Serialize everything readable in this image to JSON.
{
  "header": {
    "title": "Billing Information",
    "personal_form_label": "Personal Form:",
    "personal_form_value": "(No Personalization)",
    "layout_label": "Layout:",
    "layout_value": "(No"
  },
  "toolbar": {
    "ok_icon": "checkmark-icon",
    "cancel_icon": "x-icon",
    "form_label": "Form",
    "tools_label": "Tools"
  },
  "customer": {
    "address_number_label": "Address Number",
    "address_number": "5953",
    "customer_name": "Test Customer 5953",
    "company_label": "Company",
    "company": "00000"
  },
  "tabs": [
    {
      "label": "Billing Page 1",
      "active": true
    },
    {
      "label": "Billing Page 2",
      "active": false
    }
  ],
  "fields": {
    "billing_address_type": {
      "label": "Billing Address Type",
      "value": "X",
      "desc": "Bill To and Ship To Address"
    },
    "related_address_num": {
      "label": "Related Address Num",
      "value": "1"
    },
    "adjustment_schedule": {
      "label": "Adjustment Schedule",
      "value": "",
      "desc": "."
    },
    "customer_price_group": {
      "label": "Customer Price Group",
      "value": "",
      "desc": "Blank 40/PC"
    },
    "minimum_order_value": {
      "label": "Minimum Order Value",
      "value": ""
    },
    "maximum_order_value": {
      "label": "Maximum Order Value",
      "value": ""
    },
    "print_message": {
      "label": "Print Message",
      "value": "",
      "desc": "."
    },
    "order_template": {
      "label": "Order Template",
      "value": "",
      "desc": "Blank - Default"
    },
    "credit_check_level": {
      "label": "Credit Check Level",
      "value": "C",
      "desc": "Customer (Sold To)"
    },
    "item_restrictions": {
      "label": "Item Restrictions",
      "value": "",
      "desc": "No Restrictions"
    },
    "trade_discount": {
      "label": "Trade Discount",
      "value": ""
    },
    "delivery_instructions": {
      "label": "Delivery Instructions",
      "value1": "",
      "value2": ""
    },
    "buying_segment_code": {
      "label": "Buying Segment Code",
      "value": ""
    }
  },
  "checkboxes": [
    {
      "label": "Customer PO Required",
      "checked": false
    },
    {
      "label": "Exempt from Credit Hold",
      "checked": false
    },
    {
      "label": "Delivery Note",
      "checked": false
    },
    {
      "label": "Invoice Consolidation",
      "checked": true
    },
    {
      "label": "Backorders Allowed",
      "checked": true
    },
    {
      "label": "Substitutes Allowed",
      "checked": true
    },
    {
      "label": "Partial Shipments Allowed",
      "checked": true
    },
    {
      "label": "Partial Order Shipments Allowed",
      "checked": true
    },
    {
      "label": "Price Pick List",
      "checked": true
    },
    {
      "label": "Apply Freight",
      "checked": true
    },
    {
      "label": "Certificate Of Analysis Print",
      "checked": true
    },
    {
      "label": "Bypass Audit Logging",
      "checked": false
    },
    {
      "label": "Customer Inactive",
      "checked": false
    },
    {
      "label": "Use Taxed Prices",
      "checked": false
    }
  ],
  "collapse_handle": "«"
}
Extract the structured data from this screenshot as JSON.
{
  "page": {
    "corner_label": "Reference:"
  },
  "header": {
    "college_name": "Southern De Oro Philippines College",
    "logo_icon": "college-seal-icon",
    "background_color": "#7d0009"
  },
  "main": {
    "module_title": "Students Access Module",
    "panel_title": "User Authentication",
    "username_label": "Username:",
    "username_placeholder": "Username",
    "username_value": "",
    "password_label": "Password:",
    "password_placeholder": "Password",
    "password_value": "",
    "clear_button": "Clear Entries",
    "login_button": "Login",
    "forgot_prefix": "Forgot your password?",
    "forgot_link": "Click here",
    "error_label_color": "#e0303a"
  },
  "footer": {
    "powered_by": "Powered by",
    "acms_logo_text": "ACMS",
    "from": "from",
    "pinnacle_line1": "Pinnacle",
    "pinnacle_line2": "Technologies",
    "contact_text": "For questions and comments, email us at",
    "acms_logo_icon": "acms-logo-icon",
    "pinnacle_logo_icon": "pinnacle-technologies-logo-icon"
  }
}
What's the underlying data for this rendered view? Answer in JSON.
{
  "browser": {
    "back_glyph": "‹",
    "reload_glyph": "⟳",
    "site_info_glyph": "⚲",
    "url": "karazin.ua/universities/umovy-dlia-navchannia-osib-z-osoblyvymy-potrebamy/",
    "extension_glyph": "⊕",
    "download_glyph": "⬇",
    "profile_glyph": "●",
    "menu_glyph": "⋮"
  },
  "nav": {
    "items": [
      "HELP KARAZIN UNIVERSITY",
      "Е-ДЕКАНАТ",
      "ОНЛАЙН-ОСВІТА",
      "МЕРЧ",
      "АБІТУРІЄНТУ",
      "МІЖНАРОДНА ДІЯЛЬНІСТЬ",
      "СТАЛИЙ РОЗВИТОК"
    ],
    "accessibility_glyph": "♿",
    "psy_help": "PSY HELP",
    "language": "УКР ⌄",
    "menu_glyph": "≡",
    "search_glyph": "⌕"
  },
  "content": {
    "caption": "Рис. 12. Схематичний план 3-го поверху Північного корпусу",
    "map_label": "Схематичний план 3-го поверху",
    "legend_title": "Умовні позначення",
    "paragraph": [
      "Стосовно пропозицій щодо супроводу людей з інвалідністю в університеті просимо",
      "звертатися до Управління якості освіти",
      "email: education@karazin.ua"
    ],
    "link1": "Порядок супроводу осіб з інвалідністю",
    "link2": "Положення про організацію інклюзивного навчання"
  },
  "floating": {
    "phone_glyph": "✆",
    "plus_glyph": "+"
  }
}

○ ○ ○ ○

◆ Exercise goal:
Restate the records, all of them, precisely as written.

◆ Finished task:
Serialize everything readable in this image to JSON.
{
  "header": {
    "title": "Billing Information",
    "personal_form_label": "Personal Form:",
    "personal_form_value": "(No Personalization)",
    "layout_label": "Layout:",
    "layout_value": "(No"
  },
  "toolbar": {
    "ok_icon": "checkmark-icon",
    "cancel_icon": "x-icon",
    "form_label": "Form",
    "tools_label": "Tools"
  },
  "customer": {
    "address_number_label": "Address Number",
    "address_number": "5953",
    "customer_name": "Test Customer 5953",
    "company_label": "Company",
    "company": "00000"
  },
  "tabs": [
    {
      "label": "Billing Page 1",
      "active": true
    },
    {
      "label": "Billing Page 2",
      "active": false
    }
  ],
  "fields": {
    "billing_address_type": {
      "label": "Billing Address Type",
      "value": "X",
      "desc": "Bill To and Ship To Address"
    },
    "related_address_num": {
      "label": "Related Address Num",
      "value": "1"
    },
    "adjustment_schedule": {
      "label": "Adjustment Schedule",
      "value": "",
      "desc": "."
    },
    "customer_price_group": {
      "label": "Customer Price Group",
      "value": "",
      "desc": "Blank 40/PC"
    },
    "minimum_order_value": {
      "label": "Minimum Order Value",
      "value": ""
    },
    "maximum_order_value": {
      "label": "Maximum Order Value",
      "value": ""
    },
    "print_message": {
      "label": "Print Message",
      "value": "",
      "desc": "."
    },
    "order_template": {
      "label": "Order Template",
      "value": "",
      "desc": "Blank - Default"
    },
    "credit_check_level": {
      "label": "Credit Check Level",
      "value": "C",
      "desc": "Customer (Sold To)"
    },
    "item_restrictions": {
      "label": "Item Restrictions",
      "value": "",
      "desc": "No Restrictions"
    },
    "trade_discount": {
      "label": "Trade Discount",
      "value": ""
    },
    "delivery_instructions": {
      "label": "Delivery Instructions",
      "value1": "",
      "value2": ""
    },
    "buying_segment_code": {
      "label": "Buying Segment Code",
      "value": ""
    }
  },
  "checkboxes": [
    {
      "label": "Customer PO Required",
      "checked": false
    },
    {
      "label": "Exempt from Credit Hold",
      "checked": false
    },
    {
      "label": "Delivery Note",
      "checked": false
    },
    {
      "label": "Invoice Consolidation",
      "checked": true
    },
    {
      "label": "Backorders Allowed",
      "checked": true
    },
    {
      "label": "Substitutes Allowed",
      "checked": true
    },
    {
      "label": "Partial Shipments Allowed",
      "checked": true
    },
    {
      "label": "Partial Order Shipments Allowed",
      "checked": true
    },
    {
      "label": "Price Pick List",
      "checked": true
    },
    {
      "label": "Apply Freight",
      "checked": true
    },
    {
      "label": "Certificate Of Analysis Print",
      "checked": true
    },
    {
      "label": "Bypass Audit Logging",
      "checked": false
    },
    {
      "label": "Customer Inactive",
      "checked": false
    },
    {
      "label": "Use Taxed Prices",
      "checked": false
    }
  ],
  "collapse_handle": "«"
}
Extract the structured data from this screenshot as JSON.
{
  "page": {
    "corner_label": "Reference:"
  },
  "header": {
    "college_name": "Southern De Oro Philippines College",
    "logo_icon": "college-seal-icon",
    "background_color": "#7d0009"
  },
  "main": {
    "module_title": "Students Access Module",
    "panel_title": "User Authentication",
    "username_label": "Username:",
    "username_placeholder": "Username",
    "username_value": "",
    "password_label": "Password:",
    "password_placeholder": "Password",
    "password_value": "",
    "clear_button": "Clear Entries",
    "login_button": "Login",
    "forgot_prefix": "Forgot your password?",
    "forgot_link": "Click here",
    "error_label_color": "#e0303a"
  },
  "footer": {
    "powered_by": "Powered by",
    "acms_logo_text": "ACMS",
    "from": "from",
    "pinnacle_line1": "Pinnacle",
    "pinnacle_line2": "Technologies",
    "contact_text": "For questions and comments, email us at",
    "acms_logo_icon": "acms-logo-icon",
    "pinnacle_logo_icon": "pinnacle-technologies-logo-icon"
  }
}
What's the underlying data for this rendered view? Answer in JSON.
{
  "browser": {
    "back_glyph": "‹",
    "reload_glyph": "⟳",
    "site_info_glyph": "⚲",
    "url": "karazin.ua/universities/umovy-dlia-navchannia-osib-z-osoblyvymy-potrebamy/",
    "extension_glyph": "⊕",
    "download_glyph": "⬇",
    "profile_glyph": "●",
    "menu_glyph": "⋮"
  },
  "nav": {
    "items": [
      "HELP KARAZIN UNIVERSITY",
      "Е-ДЕКАНАТ",
      "ОНЛАЙН-ОСВІТА",
      "МЕРЧ",
      "АБІТУРІЄНТУ",
      "МІЖНАРОДНА ДІЯЛЬНІСТЬ",
      "СТАЛИЙ РОЗВИТОК"
    ],
    "accessibility_glyph": "♿",
    "psy_help": "PSY HELP",
    "language": "УКР ⌄",
    "menu_glyph": "≡",
    "search_glyph": "⌕"
  },
  "content": {
    "caption": "Рис. 12. Схематичний план 3-го поверху Північного корпусу",
    "map_label": "Схематичний план 3-го поверху",
    "legend_title": "Умовні позначення",
    "paragraph": [
      "Стосовно пропозицій щодо супроводу людей з інвалідністю в університеті просимо",
      "звертатися до Управління якості освіти",
      "email: education@karazin.ua"
    ],
    "link1": "Порядок супроводу осіб з інвалідністю",
    "link2": "Положення про організацію інклюзивного навчання"
  },
  "floating": {
    "phone_glyph": "✆",
    "plus_glyph": "+"
  }
}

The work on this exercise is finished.